EXERCISE TASK ::
In your copy, leave out the pictures; write out all the data exactly.

RECORDS ::
★ ★ ★

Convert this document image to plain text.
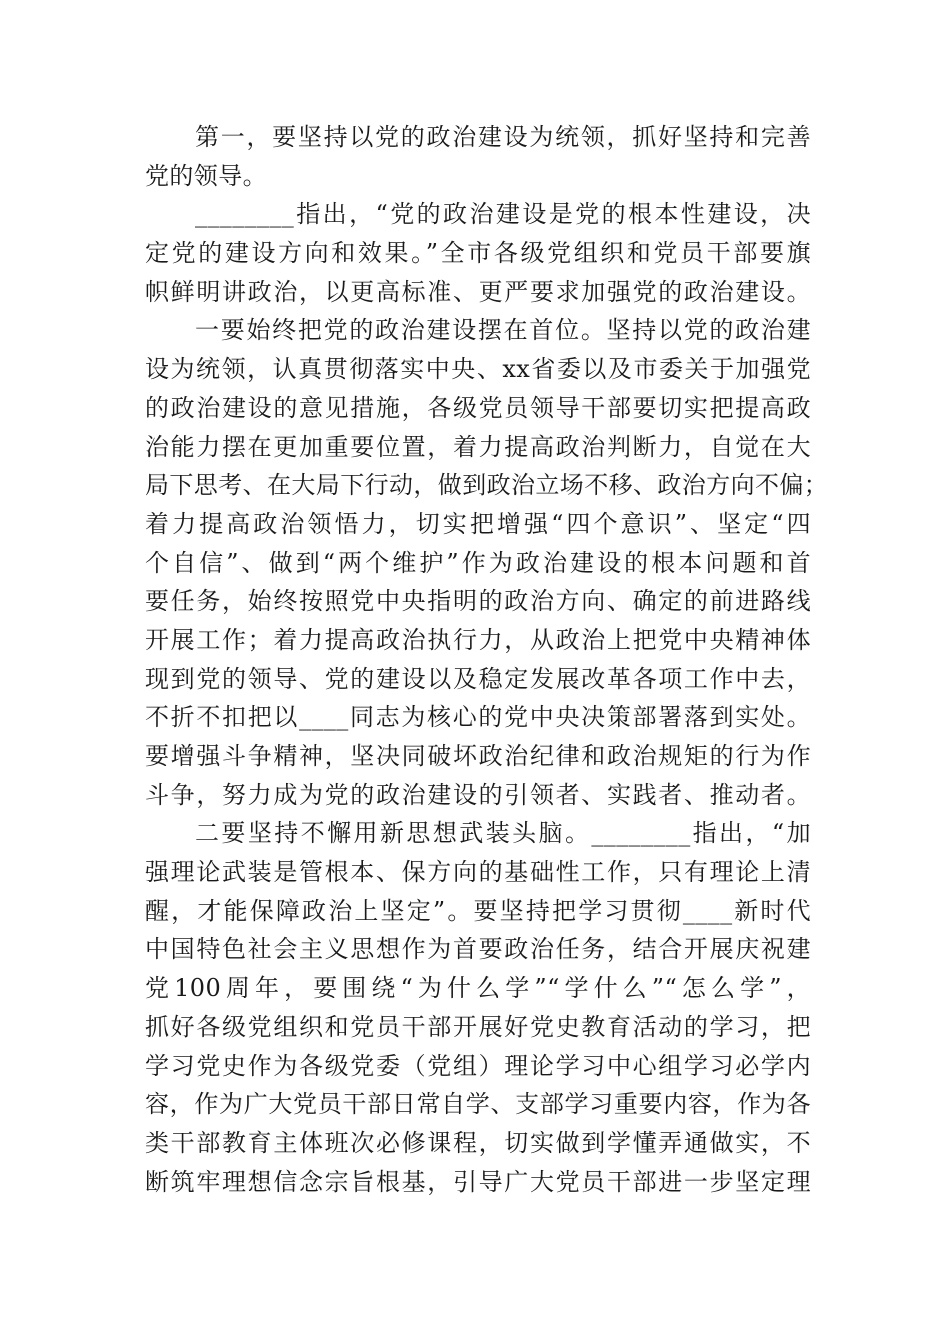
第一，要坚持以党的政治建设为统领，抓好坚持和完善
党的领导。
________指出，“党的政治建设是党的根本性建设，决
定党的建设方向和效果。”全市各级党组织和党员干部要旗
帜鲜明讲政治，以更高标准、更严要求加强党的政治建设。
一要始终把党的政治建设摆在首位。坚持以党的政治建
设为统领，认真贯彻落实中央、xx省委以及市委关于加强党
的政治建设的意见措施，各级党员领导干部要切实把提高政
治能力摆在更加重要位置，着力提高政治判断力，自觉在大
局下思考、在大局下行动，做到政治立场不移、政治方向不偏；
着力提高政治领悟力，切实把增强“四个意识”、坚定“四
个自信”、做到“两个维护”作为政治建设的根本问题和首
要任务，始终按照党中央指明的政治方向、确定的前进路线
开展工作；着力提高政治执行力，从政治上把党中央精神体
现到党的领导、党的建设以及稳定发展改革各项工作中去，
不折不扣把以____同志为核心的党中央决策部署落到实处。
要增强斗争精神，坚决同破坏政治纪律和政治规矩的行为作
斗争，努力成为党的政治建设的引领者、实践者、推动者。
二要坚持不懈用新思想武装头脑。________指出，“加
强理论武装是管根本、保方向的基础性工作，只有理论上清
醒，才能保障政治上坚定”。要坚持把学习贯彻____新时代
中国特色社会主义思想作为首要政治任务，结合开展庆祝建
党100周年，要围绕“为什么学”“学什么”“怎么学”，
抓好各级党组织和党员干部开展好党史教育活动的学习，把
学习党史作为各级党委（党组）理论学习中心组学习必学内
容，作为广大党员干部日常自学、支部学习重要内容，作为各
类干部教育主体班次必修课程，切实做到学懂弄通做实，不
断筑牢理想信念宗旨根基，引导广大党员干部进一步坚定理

★ ★ ★

CORRECT RESULT ::
Convert this document image to plain text.
第一，要坚持以党的政治建设为统领，抓好坚持和完善
党的领导。
________指出，“党的政治建设是党的根本性建设，决
定党的建设方向和效果。”全市各级党组织和党员干部要旗
帜鲜明讲政治，以更高标准、更严要求加强党的政治建设。
一要始终把党的政治建设摆在首位。坚持以党的政治建
设为统领，认真贯彻落实中央、xx省委以及市委关于加强党
的政治建设的意见措施，各级党员领导干部要切实把提高政
治能力摆在更加重要位置，着力提高政治判断力，自觉在大
局下思考、在大局下行动，做到政治立场不移、政治方向不偏；
着力提高政治领悟力，切实把增强“四个意识”、坚定“四
个自信”、做到“两个维护”作为政治建设的根本问题和首
要任务，始终按照党中央指明的政治方向、确定的前进路线
开展工作；着力提高政治执行力，从政治上把党中央精神体
现到党的领导、党的建设以及稳定发展改革各项工作中去，
不折不扣把以____同志为核心的党中央决策部署落到实处。
要增强斗争精神，坚决同破坏政治纪律和政治规矩的行为作
斗争，努力成为党的政治建设的引领者、实践者、推动者。
二要坚持不懈用新思想武装头脑。________指出，“加
强理论武装是管根本、保方向的基础性工作，只有理论上清
醒，才能保障政治上坚定”。要坚持把学习贯彻____新时代
中国特色社会主义思想作为首要政治任务，结合开展庆祝建
党100周年，要围绕“为什么学”“学什么”“怎么学”，
抓好各级党组织和党员干部开展好党史教育活动的学习，把
学习党史作为各级党委（党组）理论学习中心组学习必学内
容，作为广大党员干部日常自学、支部学习重要内容，作为各
类干部教育主体班次必修课程，切实做到学懂弄通做实，不
断筑牢理想信念宗旨根基，引导广大党员干部进一步坚定理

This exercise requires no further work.